▶ Work instructions: Locate the word "system" in the data below, then copy every line that holds it.

▶ Given entries:
========
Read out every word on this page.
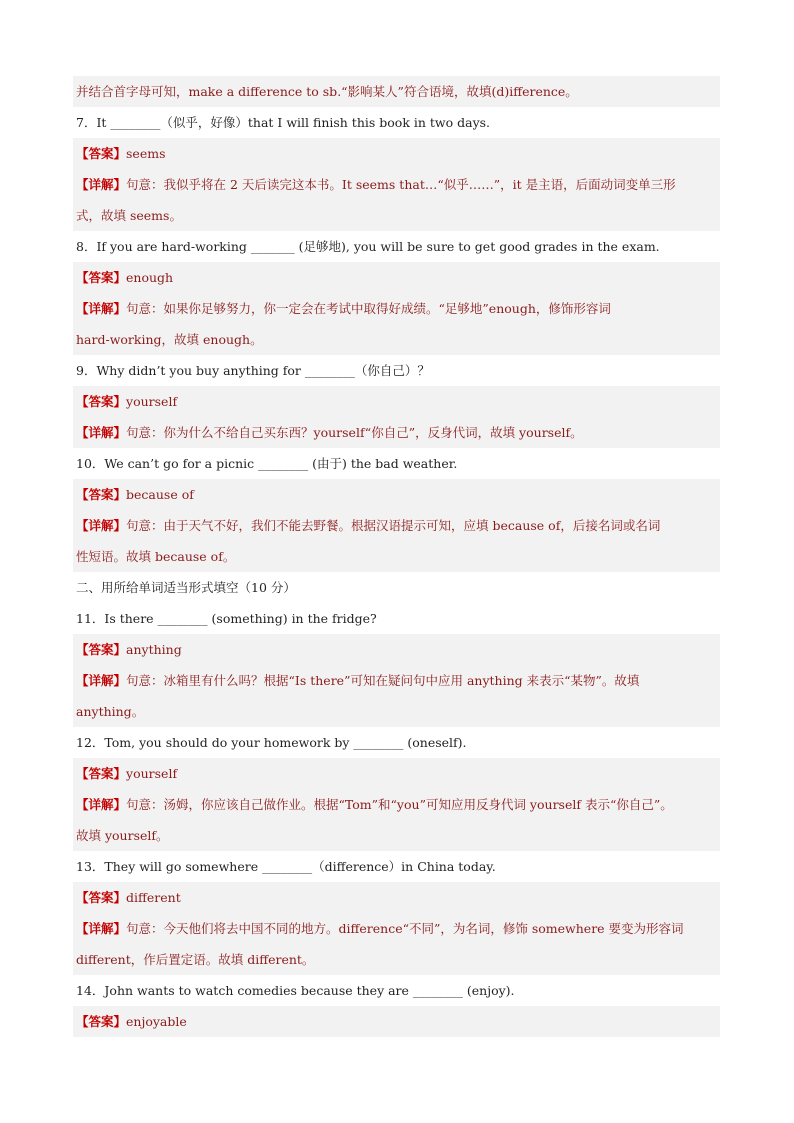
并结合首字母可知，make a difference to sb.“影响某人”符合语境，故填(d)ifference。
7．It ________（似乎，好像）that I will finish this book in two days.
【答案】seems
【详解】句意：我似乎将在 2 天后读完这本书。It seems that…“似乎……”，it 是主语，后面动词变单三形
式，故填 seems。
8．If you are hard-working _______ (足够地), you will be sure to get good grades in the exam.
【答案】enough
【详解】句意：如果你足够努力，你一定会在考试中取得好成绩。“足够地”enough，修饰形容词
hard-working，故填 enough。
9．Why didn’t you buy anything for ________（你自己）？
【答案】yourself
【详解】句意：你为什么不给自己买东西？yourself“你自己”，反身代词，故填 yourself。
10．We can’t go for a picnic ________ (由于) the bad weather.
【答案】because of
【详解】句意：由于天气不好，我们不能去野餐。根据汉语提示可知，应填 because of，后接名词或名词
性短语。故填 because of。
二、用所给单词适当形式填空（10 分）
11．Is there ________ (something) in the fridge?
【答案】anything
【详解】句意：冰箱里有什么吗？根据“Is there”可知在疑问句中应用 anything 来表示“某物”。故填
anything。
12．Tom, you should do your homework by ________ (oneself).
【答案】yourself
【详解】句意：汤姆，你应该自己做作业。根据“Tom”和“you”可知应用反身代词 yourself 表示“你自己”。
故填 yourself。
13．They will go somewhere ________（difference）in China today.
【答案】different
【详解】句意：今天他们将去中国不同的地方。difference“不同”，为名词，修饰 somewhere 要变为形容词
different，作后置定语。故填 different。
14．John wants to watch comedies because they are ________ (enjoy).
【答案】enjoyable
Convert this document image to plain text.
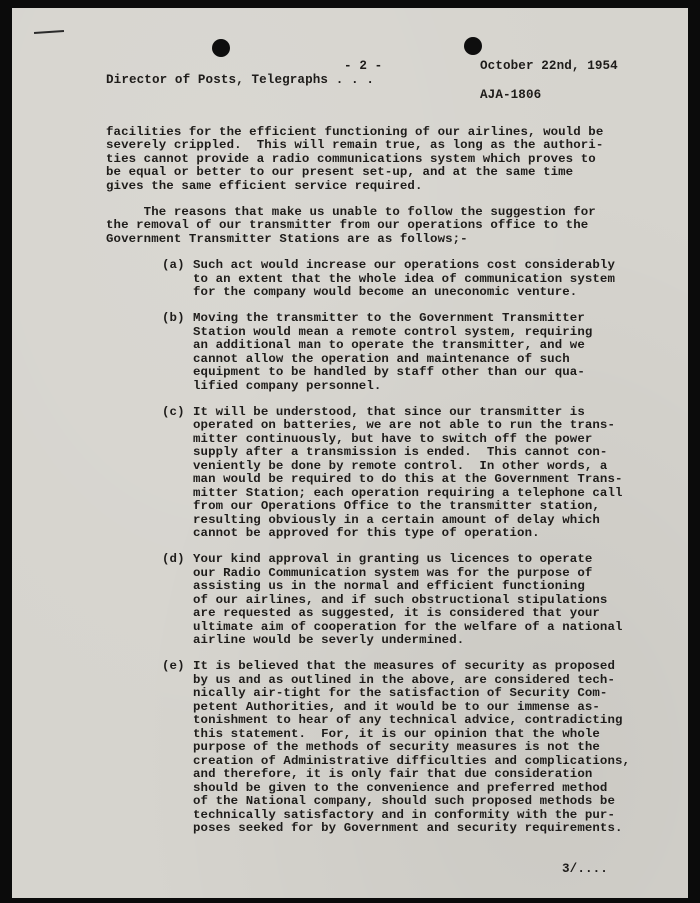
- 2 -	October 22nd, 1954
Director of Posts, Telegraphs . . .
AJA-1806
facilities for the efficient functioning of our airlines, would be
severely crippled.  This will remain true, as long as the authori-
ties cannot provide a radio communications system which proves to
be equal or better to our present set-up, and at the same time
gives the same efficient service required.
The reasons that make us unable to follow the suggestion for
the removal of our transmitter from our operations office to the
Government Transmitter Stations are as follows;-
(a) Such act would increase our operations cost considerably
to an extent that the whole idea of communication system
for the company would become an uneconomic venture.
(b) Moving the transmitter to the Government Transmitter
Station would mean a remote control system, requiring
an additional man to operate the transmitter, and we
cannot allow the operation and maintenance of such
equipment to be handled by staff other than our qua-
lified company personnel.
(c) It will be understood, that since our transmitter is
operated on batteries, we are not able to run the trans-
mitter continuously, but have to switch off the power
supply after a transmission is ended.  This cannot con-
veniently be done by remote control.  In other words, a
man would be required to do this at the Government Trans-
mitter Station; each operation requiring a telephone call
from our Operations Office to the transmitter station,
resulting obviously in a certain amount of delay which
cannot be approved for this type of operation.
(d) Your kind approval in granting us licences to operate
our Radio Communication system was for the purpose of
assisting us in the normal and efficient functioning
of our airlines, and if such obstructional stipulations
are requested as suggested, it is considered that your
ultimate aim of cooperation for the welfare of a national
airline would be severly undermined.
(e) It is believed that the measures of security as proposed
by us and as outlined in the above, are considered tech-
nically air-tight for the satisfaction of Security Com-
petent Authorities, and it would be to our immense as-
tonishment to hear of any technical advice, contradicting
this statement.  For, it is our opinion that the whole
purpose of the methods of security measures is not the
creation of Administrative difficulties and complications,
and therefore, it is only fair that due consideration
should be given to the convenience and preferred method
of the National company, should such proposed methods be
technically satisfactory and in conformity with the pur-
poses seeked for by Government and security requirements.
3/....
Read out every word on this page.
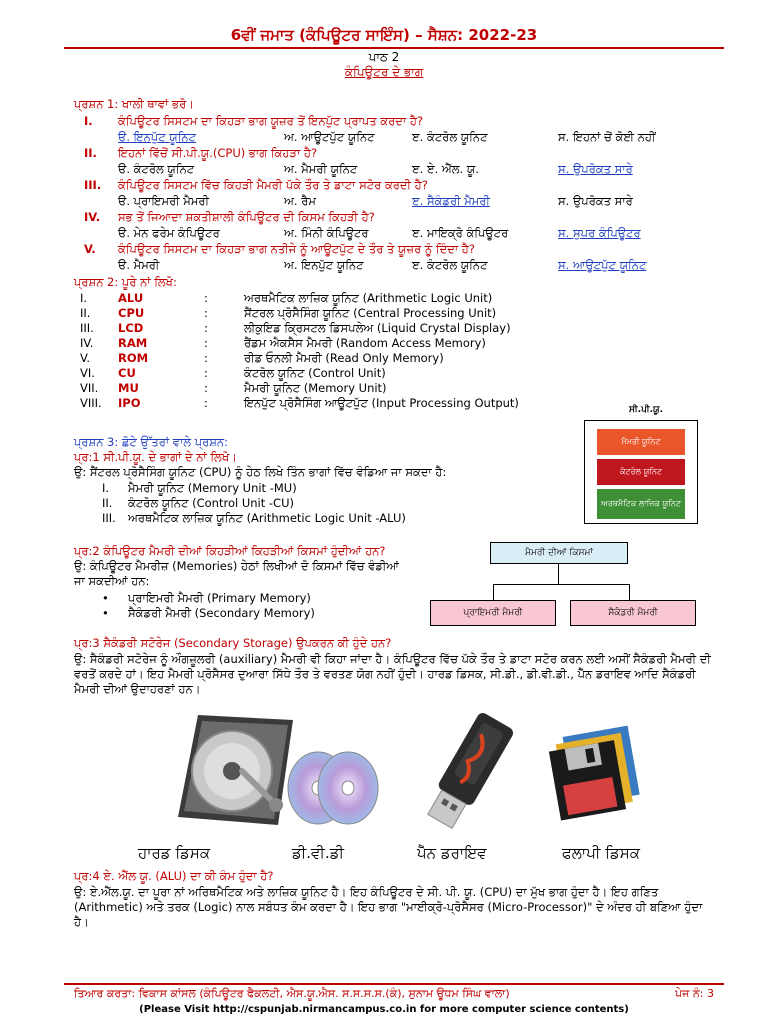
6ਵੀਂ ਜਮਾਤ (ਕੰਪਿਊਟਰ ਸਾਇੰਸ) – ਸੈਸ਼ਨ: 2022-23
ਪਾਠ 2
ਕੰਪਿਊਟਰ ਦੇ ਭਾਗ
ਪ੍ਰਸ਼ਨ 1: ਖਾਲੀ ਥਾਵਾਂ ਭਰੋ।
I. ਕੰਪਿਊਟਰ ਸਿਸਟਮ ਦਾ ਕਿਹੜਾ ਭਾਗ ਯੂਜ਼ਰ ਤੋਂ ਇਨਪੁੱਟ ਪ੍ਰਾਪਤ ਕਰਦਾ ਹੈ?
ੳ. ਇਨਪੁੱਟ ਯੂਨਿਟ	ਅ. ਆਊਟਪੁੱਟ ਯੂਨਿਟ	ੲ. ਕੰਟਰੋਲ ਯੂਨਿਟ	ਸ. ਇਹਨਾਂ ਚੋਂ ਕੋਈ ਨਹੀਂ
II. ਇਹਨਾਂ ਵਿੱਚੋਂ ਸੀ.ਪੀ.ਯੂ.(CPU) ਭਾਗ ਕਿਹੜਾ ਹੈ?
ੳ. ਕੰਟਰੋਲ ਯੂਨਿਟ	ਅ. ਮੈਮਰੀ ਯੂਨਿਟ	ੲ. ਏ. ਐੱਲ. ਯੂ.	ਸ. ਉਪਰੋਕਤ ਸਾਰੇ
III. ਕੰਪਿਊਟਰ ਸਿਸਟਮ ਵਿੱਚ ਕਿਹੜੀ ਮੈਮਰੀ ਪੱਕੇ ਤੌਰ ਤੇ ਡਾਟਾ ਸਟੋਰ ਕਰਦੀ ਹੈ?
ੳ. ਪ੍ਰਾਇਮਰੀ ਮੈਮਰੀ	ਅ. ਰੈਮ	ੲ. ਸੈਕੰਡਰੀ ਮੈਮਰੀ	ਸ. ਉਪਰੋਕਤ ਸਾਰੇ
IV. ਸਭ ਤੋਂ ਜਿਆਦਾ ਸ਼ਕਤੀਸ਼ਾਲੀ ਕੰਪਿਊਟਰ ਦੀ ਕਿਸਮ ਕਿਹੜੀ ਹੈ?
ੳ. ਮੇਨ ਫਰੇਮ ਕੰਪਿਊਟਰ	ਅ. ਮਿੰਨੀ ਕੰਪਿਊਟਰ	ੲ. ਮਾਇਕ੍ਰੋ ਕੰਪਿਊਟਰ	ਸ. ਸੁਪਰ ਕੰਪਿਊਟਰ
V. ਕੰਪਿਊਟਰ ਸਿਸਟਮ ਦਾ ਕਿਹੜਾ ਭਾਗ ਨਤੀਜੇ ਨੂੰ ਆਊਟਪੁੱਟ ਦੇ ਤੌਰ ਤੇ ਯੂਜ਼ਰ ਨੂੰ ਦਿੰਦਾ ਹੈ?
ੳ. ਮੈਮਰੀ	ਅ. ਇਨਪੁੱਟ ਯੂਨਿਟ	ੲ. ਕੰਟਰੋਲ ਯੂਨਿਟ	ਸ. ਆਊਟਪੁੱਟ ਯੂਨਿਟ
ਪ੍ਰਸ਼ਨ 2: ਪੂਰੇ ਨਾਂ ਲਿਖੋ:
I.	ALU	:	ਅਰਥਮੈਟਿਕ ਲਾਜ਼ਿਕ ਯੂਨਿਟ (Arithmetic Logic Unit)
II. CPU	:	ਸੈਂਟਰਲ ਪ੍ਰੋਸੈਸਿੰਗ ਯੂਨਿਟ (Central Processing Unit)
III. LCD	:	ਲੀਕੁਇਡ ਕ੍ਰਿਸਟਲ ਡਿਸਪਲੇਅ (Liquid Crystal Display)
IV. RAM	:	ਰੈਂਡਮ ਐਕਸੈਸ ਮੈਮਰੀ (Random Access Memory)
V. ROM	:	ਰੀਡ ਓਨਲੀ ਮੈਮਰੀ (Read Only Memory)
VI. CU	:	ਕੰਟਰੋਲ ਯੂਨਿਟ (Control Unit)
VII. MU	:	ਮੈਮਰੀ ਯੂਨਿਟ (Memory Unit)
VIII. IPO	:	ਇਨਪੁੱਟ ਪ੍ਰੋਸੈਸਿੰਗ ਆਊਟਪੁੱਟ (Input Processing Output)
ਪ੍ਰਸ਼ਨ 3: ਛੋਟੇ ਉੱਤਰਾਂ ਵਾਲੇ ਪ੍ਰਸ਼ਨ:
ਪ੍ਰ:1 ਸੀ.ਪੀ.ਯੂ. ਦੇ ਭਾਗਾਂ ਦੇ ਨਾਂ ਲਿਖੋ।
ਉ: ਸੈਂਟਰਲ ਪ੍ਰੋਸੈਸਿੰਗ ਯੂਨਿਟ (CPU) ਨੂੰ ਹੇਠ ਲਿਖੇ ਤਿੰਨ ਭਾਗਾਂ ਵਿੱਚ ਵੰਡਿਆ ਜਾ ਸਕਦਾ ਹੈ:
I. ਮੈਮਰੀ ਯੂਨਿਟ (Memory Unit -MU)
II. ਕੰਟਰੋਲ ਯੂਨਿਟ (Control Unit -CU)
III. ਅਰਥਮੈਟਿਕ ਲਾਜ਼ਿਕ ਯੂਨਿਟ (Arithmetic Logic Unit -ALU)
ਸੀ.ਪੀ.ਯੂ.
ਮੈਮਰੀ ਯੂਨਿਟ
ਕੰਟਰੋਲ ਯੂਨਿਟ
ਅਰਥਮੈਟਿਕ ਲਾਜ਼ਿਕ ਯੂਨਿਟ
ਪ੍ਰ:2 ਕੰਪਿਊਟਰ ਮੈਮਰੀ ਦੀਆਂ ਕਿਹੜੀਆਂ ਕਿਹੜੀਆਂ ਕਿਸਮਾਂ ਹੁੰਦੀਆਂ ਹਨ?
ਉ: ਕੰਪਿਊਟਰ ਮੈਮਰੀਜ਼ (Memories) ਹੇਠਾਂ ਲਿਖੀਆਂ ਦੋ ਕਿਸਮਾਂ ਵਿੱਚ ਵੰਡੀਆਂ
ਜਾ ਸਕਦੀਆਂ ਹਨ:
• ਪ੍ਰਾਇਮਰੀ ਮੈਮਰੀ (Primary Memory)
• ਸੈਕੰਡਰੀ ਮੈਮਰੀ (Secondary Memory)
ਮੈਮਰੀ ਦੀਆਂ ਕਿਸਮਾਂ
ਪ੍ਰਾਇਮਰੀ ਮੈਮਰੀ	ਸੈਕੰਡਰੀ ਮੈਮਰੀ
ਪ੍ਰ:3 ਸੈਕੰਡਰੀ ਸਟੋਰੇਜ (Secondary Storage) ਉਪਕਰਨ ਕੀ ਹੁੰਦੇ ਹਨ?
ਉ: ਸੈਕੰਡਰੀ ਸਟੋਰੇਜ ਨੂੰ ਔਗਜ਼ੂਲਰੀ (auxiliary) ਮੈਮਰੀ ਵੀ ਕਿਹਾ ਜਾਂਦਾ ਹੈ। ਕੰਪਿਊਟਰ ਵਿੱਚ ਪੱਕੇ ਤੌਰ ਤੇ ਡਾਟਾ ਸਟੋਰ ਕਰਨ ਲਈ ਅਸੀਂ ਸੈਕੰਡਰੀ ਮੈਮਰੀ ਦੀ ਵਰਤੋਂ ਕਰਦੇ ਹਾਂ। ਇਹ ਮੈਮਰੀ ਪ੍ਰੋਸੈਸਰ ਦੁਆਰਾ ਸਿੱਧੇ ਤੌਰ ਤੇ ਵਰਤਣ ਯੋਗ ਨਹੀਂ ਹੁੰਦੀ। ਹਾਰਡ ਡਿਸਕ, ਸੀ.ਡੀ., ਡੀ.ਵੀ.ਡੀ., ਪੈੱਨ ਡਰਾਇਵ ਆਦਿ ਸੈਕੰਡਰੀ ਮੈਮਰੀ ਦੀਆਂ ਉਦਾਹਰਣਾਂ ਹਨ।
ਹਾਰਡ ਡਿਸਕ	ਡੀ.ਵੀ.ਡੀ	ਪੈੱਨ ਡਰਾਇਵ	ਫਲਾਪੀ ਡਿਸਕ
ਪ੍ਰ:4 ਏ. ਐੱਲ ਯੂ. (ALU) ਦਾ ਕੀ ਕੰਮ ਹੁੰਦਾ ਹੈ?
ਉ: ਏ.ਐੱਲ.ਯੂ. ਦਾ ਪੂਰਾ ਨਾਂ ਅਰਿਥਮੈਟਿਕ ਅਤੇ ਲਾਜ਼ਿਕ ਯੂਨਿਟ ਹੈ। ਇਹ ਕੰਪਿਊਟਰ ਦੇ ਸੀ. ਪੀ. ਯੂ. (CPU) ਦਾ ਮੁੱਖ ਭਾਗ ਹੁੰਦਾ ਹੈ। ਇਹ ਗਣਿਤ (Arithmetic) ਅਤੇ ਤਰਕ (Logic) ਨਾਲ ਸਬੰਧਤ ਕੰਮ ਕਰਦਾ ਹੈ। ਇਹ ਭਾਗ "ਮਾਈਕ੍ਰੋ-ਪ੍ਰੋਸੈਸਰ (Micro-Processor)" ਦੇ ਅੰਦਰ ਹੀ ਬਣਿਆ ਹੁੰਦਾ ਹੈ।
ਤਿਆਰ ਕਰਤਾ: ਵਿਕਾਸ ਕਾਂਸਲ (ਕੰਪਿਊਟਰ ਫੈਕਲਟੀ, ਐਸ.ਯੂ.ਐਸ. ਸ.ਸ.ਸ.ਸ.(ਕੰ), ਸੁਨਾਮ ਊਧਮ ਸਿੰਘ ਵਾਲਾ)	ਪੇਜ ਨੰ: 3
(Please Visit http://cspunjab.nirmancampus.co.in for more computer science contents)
========
▶ Exercise response:
ties cannot provide a radio communications system which proves to
to an extent that the whole idea of communication system
Station would mean a remote control system, requiring
our Radio Communication system was for the purpose of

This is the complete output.